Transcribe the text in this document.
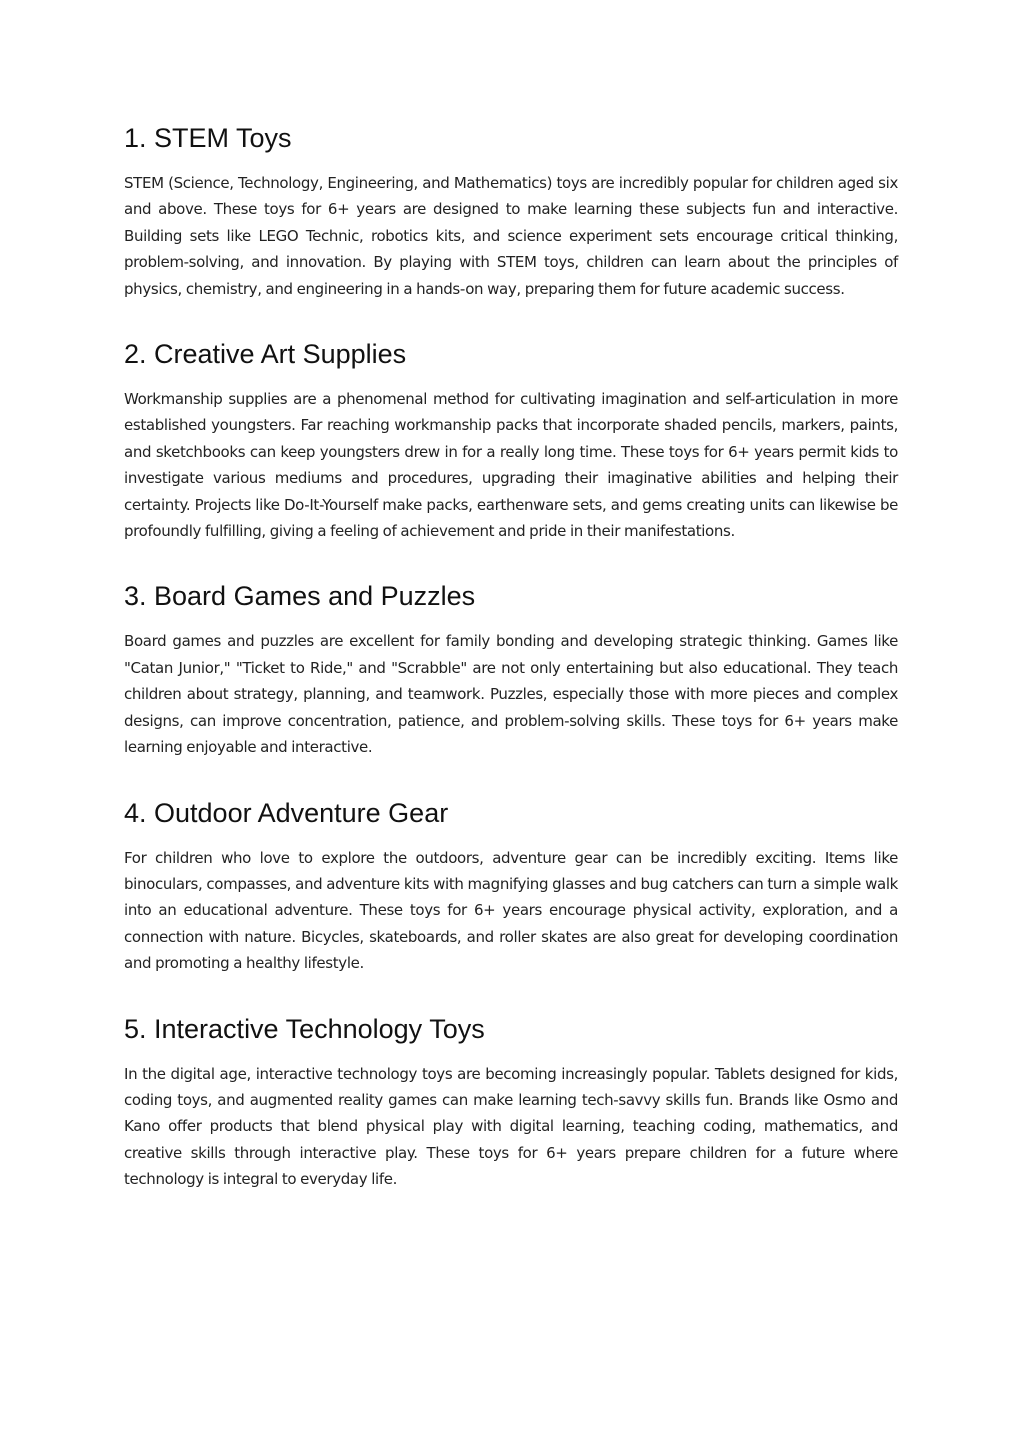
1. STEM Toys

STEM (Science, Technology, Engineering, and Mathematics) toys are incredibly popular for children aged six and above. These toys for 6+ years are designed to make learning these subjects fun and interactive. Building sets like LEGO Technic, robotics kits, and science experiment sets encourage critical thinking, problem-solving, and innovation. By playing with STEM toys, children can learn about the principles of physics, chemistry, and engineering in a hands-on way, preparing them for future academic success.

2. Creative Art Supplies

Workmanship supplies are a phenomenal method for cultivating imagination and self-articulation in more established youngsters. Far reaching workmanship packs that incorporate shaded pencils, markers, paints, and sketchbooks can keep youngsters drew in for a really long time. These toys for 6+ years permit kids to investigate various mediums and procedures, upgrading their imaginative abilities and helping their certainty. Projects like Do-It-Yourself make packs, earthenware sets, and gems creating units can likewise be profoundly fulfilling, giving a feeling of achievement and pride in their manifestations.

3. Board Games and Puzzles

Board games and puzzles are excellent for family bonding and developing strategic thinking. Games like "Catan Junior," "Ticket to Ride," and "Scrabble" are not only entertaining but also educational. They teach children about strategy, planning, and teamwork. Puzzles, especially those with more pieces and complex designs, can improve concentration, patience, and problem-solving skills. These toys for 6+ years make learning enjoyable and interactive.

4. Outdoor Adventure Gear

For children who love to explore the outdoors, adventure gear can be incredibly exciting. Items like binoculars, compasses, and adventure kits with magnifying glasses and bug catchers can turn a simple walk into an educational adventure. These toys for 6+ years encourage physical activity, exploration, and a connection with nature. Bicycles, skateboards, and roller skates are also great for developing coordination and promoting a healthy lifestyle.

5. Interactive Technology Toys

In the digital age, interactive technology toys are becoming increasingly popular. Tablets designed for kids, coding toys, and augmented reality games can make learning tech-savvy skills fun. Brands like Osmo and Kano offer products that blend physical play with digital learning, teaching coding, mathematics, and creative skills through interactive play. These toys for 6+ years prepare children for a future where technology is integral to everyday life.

- _JOB_
Track down every line with the word "STEM" and copy it.

- _WRITTEN RESPONSE_
1. STEM Toys
STEM (Science, Technology, Engineering, and Mathematics) toys are incredibly popular for children aged six and above. These toys for 6+ years are designed to make learning these subjects fun and interactive. Building sets like LEGO Technic, robotics kits, and science experiment sets encourage critical thinking, problem-solving, and innovation. By playing with STEM toys, children can learn about the principles of physics, chemistry, and engineering in a hands-on way, preparing them for future academic success.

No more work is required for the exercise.